• [MATERIAL SHOWN]:
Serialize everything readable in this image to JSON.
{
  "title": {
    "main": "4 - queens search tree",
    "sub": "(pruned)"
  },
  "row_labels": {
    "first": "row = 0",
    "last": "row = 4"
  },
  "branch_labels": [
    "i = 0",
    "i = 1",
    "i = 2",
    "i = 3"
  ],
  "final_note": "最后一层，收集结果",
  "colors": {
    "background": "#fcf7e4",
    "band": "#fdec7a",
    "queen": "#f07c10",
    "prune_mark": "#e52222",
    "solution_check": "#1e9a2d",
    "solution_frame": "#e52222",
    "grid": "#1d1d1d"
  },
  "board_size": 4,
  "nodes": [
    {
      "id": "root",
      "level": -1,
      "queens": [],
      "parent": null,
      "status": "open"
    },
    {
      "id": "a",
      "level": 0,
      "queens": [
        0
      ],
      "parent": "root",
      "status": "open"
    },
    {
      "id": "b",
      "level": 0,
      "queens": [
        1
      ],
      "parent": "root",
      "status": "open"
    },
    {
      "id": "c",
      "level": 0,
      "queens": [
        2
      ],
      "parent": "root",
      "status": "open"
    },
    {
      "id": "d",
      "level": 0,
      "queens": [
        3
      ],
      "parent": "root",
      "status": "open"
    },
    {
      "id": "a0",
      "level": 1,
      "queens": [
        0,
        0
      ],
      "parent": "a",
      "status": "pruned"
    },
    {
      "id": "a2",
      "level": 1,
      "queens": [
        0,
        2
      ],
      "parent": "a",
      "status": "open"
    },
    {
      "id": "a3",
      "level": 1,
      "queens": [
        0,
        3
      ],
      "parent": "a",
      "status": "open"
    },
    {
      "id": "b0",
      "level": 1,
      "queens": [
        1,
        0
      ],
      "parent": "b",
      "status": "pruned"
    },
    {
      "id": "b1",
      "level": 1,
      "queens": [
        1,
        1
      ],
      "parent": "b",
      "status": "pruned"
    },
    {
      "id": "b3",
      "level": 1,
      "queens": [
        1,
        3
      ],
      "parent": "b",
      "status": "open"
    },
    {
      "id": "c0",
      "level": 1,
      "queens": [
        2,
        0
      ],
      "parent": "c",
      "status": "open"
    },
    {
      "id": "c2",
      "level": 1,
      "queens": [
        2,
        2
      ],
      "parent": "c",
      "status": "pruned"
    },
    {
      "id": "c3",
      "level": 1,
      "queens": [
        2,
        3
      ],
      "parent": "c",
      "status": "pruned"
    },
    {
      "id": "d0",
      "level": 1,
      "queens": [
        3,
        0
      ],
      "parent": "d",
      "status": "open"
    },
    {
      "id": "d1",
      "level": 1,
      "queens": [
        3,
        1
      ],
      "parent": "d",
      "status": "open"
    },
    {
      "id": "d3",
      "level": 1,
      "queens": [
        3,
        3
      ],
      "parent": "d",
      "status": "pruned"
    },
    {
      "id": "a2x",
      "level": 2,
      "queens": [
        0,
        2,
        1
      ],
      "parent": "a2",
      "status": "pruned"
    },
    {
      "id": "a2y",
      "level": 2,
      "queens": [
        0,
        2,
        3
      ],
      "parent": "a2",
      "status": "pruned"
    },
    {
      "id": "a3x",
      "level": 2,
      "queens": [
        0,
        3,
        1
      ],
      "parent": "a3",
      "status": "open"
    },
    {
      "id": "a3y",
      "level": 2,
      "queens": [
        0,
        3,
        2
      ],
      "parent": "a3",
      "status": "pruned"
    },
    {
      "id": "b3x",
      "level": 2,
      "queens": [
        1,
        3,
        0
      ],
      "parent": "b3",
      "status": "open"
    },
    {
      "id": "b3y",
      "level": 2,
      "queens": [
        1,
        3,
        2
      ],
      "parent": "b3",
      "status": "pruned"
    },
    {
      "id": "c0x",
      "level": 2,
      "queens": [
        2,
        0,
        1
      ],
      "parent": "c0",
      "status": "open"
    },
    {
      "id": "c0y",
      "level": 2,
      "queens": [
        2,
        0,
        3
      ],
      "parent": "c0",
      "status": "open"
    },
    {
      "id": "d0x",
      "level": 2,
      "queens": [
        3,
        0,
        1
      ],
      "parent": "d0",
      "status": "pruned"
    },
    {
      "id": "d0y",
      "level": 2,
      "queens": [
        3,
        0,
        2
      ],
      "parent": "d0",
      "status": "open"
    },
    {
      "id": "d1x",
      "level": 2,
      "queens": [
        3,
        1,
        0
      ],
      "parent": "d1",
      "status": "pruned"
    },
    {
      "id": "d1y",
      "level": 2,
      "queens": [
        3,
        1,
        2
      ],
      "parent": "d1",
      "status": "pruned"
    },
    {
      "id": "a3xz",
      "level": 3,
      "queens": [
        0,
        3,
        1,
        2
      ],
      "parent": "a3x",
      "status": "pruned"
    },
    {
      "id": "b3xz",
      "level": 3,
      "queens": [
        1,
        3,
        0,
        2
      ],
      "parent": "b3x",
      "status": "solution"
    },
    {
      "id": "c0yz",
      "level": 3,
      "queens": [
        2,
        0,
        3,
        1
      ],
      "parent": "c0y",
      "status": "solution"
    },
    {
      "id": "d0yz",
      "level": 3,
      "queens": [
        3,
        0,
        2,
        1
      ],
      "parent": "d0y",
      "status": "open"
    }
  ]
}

• [THE TASK]:
Each record above should be output again exactly.

• [RESULT]:
Serialize everything readable in this image to JSON.
{
  "title": {
    "main": "4 - queens search tree",
    "sub": "(pruned)"
  },
  "row_labels": {
    "first": "row = 0",
    "last": "row = 4"
  },
  "branch_labels": [
    "i = 0",
    "i = 1",
    "i = 2",
    "i = 3"
  ],
  "final_note": "最后一层，收集结果",
  "colors": {
    "background": "#fcf7e4",
    "band": "#fdec7a",
    "queen": "#f07c10",
    "prune_mark": "#e52222",
    "solution_check": "#1e9a2d",
    "solution_frame": "#e52222",
    "grid": "#1d1d1d"
  },
  "board_size": 4,
  "nodes": [
    {
      "id": "root",
      "level": -1,
      "queens": [],
      "parent": null,
      "status": "open"
    },
    {
      "id": "a",
      "level": 0,
      "queens": [
        0
      ],
      "parent": "root",
      "status": "open"
    },
    {
      "id": "b",
      "level": 0,
      "queens": [
        1
      ],
      "parent": "root",
      "status": "open"
    },
    {
      "id": "c",
      "level": 0,
      "queens": [
        2
      ],
      "parent": "root",
      "status": "open"
    },
    {
      "id": "d",
      "level": 0,
      "queens": [
        3
      ],
      "parent": "root",
      "status": "open"
    },
    {
      "id": "a0",
      "level": 1,
      "queens": [
        0,
        0
      ],
      "parent": "a",
      "status": "pruned"
    },
    {
      "id": "a2",
      "level": 1,
      "queens": [
        0,
        2
      ],
      "parent": "a",
      "status": "open"
    },
    {
      "id": "a3",
      "level": 1,
      "queens": [
        0,
        3
      ],
      "parent": "a",
      "status": "open"
    },
    {
      "id": "b0",
      "level": 1,
      "queens": [
        1,
        0
      ],
      "parent": "b",
      "status": "pruned"
    },
    {
      "id": "b1",
      "level": 1,
      "queens": [
        1,
        1
      ],
      "parent": "b",
      "status": "pruned"
    },
    {
      "id": "b3",
      "level": 1,
      "queens": [
        1,
        3
      ],
      "parent": "b",
      "status": "open"
    },
    {
      "id": "c0",
      "level": 1,
      "queens": [
        2,
        0
      ],
      "parent": "c",
      "status": "open"
    },
    {
      "id": "c2",
      "level": 1,
      "queens": [
        2,
        2
      ],
      "parent": "c",
      "status": "pruned"
    },
    {
      "id": "c3",
      "level": 1,
      "queens": [
        2,
        3
      ],
      "parent": "c",
      "status": "pruned"
    },
    {
      "id": "d0",
      "level": 1,
      "queens": [
        3,
        0
      ],
      "parent": "d",
      "status": "open"
    },
    {
      "id": "d1",
      "level": 1,
      "queens": [
        3,
        1
      ],
      "parent": "d",
      "status": "open"
    },
    {
      "id": "d3",
      "level": 1,
      "queens": [
        3,
        3
      ],
      "parent": "d",
      "status": "pruned"
    },
    {
      "id": "a2x",
      "level": 2,
      "queens": [
        0,
        2,
        1
      ],
      "parent": "a2",
      "status": "pruned"
    },
    {
      "id": "a2y",
      "level": 2,
      "queens": [
        0,
        2,
        3
      ],
      "parent": "a2",
      "status": "pruned"
    },
    {
      "id": "a3x",
      "level": 2,
      "queens": [
        0,
        3,
        1
      ],
      "parent": "a3",
      "status": "open"
    },
    {
      "id": "a3y",
      "level": 2,
      "queens": [
        0,
        3,
        2
      ],
      "parent": "a3",
      "status": "pruned"
    },
    {
      "id": "b3x",
      "level": 2,
      "queens": [
        1,
        3,
        0
      ],
      "parent": "b3",
      "status": "open"
    },
    {
      "id": "b3y",
      "level": 2,
      "queens": [
        1,
        3,
        2
      ],
      "parent": "b3",
      "status": "pruned"
    },
    {
      "id": "c0x",
      "level": 2,
      "queens": [
        2,
        0,
        1
      ],
      "parent": "c0",
      "status": "open"
    },
    {
      "id": "c0y",
      "level": 2,
      "queens": [
        2,
        0,
        3
      ],
      "parent": "c0",
      "status": "open"
    },
    {
      "id": "d0x",
      "level": 2,
      "queens": [
        3,
        0,
        1
      ],
      "parent": "d0",
      "status": "pruned"
    },
    {
      "id": "d0y",
      "level": 2,
      "queens": [
        3,
        0,
        2
      ],
      "parent": "d0",
      "status": "open"
    },
    {
      "id": "d1x",
      "level": 2,
      "queens": [
        3,
        1,
        0
      ],
      "parent": "d1",
      "status": "pruned"
    },
    {
      "id": "d1y",
      "level": 2,
      "queens": [
        3,
        1,
        2
      ],
      "parent": "d1",
      "status": "pruned"
    },
    {
      "id": "a3xz",
      "level": 3,
      "queens": [
        0,
        3,
        1,
        2
      ],
      "parent": "a3x",
      "status": "pruned"
    },
    {
      "id": "b3xz",
      "level": 3,
      "queens": [
        1,
        3,
        0,
        2
      ],
      "parent": "b3x",
      "status": "solution"
    },
    {
      "id": "c0yz",
      "level": 3,
      "queens": [
        2,
        0,
        3,
        1
      ],
      "parent": "c0y",
      "status": "solution"
    },
    {
      "id": "d0yz",
      "level": 3,
      "queens": [
        3,
        0,
        2,
        1
      ],
      "parent": "d0y",
      "status": "open"
    }
  ]
}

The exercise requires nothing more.